Stored data:
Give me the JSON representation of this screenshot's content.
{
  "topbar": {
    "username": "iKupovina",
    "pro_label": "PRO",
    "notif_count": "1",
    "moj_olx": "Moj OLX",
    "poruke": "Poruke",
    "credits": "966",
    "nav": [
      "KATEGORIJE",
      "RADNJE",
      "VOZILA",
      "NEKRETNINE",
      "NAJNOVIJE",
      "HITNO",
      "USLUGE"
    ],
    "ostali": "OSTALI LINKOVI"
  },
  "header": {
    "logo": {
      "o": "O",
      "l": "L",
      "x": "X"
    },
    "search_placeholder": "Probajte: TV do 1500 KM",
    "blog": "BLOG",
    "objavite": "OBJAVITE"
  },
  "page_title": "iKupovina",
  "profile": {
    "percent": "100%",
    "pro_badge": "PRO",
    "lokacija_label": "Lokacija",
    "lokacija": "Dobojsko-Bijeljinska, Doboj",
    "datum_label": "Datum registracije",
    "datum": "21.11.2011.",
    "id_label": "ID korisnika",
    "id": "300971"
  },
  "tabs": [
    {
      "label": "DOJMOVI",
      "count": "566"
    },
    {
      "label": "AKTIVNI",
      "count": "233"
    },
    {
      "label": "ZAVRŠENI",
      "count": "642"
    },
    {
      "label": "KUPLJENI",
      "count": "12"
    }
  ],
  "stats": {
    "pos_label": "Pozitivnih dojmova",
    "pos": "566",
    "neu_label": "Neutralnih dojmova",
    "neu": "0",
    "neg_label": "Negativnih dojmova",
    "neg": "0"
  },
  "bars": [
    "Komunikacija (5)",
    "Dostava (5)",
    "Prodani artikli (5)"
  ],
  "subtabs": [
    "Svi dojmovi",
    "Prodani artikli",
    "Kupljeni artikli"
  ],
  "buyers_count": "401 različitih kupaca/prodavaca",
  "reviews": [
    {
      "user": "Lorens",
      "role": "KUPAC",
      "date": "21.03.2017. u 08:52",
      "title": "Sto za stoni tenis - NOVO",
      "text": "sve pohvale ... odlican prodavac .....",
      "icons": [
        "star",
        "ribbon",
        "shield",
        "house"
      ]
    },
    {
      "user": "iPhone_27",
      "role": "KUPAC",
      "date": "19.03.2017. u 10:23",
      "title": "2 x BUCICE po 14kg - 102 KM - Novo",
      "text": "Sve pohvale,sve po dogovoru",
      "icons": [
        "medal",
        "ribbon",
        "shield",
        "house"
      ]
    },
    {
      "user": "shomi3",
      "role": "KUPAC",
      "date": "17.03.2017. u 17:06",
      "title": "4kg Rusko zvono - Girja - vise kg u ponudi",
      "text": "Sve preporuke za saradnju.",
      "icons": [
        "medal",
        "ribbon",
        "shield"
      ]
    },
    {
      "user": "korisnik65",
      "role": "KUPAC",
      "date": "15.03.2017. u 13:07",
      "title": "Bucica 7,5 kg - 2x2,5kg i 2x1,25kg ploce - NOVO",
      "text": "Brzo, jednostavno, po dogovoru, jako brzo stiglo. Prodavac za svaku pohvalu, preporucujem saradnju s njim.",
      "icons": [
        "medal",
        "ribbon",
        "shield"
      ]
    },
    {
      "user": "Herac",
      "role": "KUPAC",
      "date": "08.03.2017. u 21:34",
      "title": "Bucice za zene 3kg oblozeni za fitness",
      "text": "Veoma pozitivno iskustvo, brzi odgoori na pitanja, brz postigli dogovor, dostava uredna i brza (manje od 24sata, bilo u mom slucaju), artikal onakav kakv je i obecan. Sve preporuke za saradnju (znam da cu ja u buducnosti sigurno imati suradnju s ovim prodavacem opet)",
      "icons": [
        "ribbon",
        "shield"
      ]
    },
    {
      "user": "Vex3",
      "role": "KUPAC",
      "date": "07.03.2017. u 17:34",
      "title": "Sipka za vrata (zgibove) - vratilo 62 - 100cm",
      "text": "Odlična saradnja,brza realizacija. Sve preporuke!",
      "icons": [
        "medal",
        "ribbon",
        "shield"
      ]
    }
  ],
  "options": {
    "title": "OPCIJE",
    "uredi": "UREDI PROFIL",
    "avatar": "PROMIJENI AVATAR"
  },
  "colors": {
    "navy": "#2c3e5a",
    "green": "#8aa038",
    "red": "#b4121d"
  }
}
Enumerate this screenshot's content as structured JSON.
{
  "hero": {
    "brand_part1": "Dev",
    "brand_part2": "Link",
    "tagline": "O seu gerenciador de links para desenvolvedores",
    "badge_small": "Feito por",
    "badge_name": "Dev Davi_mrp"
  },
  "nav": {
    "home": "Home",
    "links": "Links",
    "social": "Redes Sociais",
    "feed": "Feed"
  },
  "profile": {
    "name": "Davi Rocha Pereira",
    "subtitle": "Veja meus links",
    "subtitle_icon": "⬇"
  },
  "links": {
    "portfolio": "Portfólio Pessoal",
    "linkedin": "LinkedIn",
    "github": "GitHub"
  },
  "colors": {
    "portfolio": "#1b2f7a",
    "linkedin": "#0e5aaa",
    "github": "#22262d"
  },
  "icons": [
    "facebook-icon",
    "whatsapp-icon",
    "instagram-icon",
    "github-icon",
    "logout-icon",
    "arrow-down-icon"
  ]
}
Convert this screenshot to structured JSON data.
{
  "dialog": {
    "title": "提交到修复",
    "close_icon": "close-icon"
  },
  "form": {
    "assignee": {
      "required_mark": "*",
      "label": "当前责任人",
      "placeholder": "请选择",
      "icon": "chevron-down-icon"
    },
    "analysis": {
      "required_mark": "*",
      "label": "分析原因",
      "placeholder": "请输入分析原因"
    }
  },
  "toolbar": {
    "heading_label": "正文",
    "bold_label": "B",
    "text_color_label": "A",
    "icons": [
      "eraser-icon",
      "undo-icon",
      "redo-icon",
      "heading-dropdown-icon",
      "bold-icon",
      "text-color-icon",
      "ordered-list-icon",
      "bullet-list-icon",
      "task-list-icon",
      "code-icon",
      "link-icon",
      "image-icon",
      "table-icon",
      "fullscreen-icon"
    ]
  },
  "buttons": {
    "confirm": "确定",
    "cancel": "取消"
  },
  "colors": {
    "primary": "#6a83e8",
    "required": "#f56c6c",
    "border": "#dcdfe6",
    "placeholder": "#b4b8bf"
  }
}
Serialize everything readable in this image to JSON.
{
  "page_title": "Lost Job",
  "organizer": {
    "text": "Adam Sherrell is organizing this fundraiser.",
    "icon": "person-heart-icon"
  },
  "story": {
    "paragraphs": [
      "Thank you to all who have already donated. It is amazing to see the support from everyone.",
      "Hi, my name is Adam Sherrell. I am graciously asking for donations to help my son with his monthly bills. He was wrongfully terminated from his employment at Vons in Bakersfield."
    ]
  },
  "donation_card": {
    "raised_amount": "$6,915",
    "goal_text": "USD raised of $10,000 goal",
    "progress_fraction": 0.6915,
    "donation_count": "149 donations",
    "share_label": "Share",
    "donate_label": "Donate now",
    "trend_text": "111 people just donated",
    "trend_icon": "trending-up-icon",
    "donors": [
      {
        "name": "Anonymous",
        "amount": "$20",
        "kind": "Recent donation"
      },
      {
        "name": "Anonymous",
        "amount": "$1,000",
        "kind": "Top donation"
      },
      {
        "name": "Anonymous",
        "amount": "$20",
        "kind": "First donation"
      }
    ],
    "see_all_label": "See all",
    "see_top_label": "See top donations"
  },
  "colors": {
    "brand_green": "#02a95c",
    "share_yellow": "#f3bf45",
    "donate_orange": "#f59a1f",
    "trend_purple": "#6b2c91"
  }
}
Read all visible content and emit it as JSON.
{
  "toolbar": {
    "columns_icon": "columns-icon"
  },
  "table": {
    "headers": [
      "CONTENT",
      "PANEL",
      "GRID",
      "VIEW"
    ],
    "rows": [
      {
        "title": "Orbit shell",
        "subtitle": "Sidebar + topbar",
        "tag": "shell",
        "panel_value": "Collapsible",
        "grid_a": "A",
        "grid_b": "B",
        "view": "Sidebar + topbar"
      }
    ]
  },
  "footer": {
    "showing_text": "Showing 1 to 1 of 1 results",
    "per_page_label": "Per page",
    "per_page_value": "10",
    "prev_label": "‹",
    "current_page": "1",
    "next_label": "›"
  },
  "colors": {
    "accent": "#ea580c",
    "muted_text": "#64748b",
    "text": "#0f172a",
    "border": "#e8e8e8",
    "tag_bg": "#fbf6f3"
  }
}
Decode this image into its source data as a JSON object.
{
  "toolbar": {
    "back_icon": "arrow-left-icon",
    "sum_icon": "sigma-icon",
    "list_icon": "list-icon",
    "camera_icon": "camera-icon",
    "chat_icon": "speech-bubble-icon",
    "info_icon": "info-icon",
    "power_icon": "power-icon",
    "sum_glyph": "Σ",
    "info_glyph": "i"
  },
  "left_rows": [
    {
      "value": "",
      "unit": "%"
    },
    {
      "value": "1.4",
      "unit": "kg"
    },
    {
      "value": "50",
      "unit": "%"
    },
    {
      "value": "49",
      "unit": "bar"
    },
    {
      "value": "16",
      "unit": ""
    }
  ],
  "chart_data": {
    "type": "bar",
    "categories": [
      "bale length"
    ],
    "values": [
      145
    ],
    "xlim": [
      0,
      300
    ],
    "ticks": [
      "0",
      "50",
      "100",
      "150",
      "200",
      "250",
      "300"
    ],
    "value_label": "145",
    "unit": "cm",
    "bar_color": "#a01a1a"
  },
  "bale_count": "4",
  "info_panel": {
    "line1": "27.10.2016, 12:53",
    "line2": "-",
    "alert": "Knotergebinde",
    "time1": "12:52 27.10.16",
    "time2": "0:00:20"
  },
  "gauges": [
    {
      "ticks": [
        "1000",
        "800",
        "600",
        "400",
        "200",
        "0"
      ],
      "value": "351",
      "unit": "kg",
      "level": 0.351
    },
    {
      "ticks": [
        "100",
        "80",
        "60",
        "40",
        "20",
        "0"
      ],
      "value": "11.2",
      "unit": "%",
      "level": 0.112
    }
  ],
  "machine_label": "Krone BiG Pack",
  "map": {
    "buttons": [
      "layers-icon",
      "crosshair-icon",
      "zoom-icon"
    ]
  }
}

Given exercise: Indicate how many lines of the material contain the string "Adam", giving the number and nothing more.

Output for this task: 2